• _To be done_:
From the entries below, work out the number of lines that hold the word "Jesus", and give that number alone.

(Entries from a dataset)
------------------------------------------------------------
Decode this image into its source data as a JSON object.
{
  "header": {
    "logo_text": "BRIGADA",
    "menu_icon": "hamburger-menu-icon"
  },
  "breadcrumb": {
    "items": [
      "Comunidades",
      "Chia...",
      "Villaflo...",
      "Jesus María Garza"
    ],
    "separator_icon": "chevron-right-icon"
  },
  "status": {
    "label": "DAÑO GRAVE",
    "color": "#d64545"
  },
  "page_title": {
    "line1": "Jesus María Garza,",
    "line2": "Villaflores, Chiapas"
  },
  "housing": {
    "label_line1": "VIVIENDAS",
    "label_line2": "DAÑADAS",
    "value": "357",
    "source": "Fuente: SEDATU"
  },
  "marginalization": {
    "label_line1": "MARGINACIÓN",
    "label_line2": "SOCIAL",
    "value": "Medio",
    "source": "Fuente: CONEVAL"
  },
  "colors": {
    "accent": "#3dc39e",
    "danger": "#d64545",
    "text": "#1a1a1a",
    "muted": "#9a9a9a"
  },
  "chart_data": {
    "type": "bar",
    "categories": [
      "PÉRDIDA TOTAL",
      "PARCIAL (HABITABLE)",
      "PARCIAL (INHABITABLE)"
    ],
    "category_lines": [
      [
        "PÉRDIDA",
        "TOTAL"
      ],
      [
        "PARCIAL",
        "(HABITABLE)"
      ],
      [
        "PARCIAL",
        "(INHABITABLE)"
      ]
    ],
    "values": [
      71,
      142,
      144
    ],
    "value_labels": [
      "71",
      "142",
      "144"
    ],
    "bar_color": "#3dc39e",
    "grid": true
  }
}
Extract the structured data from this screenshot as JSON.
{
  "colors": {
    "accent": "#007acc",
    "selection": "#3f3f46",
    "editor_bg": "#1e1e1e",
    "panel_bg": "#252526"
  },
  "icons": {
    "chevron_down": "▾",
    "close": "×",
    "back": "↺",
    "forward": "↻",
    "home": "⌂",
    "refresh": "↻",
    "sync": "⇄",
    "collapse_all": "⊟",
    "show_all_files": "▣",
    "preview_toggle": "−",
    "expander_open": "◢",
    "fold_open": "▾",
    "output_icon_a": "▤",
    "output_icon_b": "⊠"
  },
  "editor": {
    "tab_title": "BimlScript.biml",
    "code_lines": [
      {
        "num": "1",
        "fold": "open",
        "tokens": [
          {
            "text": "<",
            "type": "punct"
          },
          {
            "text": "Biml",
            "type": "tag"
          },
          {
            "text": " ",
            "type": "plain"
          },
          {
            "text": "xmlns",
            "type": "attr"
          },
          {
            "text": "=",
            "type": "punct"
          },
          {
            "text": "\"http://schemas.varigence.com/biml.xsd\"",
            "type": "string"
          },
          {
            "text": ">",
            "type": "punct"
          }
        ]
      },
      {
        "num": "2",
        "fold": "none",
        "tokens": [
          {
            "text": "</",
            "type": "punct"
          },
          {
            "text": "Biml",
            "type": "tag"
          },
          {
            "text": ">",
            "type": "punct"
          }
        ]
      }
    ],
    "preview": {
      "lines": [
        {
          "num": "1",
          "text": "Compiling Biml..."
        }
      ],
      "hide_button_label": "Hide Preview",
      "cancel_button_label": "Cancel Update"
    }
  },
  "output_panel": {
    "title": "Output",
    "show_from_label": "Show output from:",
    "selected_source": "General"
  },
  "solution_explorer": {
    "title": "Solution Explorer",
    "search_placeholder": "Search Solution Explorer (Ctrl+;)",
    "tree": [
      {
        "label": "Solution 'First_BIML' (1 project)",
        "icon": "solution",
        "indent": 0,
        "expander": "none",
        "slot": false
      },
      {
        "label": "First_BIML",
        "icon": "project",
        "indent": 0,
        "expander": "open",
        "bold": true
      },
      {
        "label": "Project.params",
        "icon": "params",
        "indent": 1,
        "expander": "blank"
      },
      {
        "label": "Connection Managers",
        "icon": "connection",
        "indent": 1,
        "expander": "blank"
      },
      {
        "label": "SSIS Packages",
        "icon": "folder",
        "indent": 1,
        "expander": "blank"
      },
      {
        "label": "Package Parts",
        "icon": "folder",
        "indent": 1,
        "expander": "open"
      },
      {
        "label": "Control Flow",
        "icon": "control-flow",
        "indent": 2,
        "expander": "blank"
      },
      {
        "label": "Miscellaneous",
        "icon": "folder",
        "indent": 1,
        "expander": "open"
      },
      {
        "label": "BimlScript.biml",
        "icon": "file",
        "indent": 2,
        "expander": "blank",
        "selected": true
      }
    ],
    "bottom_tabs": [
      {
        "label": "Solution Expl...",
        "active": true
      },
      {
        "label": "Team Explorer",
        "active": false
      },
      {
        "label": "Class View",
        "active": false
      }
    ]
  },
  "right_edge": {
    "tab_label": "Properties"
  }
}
------------------------------------------------------------
• _Result below_:
2